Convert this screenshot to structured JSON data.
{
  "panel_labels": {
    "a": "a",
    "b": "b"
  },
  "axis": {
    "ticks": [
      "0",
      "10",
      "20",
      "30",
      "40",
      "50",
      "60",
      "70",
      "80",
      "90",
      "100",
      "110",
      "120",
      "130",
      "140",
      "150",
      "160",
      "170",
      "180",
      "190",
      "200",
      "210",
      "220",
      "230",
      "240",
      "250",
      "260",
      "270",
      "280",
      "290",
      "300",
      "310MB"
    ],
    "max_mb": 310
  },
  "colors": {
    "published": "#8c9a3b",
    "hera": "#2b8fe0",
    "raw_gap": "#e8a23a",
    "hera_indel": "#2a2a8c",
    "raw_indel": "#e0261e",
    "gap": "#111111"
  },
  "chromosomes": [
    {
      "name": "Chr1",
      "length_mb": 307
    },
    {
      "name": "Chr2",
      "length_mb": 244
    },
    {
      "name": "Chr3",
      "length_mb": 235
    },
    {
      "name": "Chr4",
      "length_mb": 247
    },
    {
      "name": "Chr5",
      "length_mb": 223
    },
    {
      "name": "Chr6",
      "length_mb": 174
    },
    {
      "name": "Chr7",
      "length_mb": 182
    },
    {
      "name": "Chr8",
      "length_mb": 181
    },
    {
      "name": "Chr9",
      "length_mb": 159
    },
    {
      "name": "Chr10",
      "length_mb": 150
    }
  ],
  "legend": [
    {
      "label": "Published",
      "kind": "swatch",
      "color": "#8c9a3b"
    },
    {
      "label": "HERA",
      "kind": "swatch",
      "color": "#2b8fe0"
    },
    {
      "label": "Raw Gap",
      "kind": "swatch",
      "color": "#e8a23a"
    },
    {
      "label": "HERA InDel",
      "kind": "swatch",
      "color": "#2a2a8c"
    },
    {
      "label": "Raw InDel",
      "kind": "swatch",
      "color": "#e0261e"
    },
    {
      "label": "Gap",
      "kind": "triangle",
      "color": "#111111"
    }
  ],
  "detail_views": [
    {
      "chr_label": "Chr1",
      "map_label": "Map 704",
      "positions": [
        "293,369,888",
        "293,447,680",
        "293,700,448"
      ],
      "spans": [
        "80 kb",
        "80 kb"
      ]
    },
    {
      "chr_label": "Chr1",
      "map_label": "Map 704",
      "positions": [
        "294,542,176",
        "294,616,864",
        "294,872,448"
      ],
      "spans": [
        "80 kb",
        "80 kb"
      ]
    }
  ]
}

## Task to carry out
Reproduce all the records precisely.

## Full response
Convert this screenshot to structured JSON data.
{
  "panel_labels": {
    "a": "a",
    "b": "b"
  },
  "axis": {
    "ticks": [
      "0",
      "10",
      "20",
      "30",
      "40",
      "50",
      "60",
      "70",
      "80",
      "90",
      "100",
      "110",
      "120",
      "130",
      "140",
      "150",
      "160",
      "170",
      "180",
      "190",
      "200",
      "210",
      "220",
      "230",
      "240",
      "250",
      "260",
      "270",
      "280",
      "290",
      "300",
      "310MB"
    ],
    "max_mb": 310
  },
  "colors": {
    "published": "#8c9a3b",
    "hera": "#2b8fe0",
    "raw_gap": "#e8a23a",
    "hera_indel": "#2a2a8c",
    "raw_indel": "#e0261e",
    "gap": "#111111"
  },
  "chromosomes": [
    {
      "name": "Chr1",
      "length_mb": 307
    },
    {
      "name": "Chr2",
      "length_mb": 244
    },
    {
      "name": "Chr3",
      "length_mb": 235
    },
    {
      "name": "Chr4",
      "length_mb": 247
    },
    {
      "name": "Chr5",
      "length_mb": 223
    },
    {
      "name": "Chr6",
      "length_mb": 174
    },
    {
      "name": "Chr7",
      "length_mb": 182
    },
    {
      "name": "Chr8",
      "length_mb": 181
    },
    {
      "name": "Chr9",
      "length_mb": 159
    },
    {
      "name": "Chr10",
      "length_mb": 150
    }
  ],
  "legend": [
    {
      "label": "Published",
      "kind": "swatch",
      "color": "#8c9a3b"
    },
    {
      "label": "HERA",
      "kind": "swatch",
      "color": "#2b8fe0"
    },
    {
      "label": "Raw Gap",
      "kind": "swatch",
      "color": "#e8a23a"
    },
    {
      "label": "HERA InDel",
      "kind": "swatch",
      "color": "#2a2a8c"
    },
    {
      "label": "Raw InDel",
      "kind": "swatch",
      "color": "#e0261e"
    },
    {
      "label": "Gap",
      "kind": "triangle",
      "color": "#111111"
    }
  ],
  "detail_views": [
    {
      "chr_label": "Chr1",
      "map_label": "Map 704",
      "positions": [
        "293,369,888",
        "293,447,680",
        "293,700,448"
      ],
      "spans": [
        "80 kb",
        "80 kb"
      ]
    },
    {
      "chr_label": "Chr1",
      "map_label": "Map 704",
      "positions": [
        "294,542,176",
        "294,616,864",
        "294,872,448"
      ],
      "spans": [
        "80 kb",
        "80 kb"
      ]
    }
  ]
}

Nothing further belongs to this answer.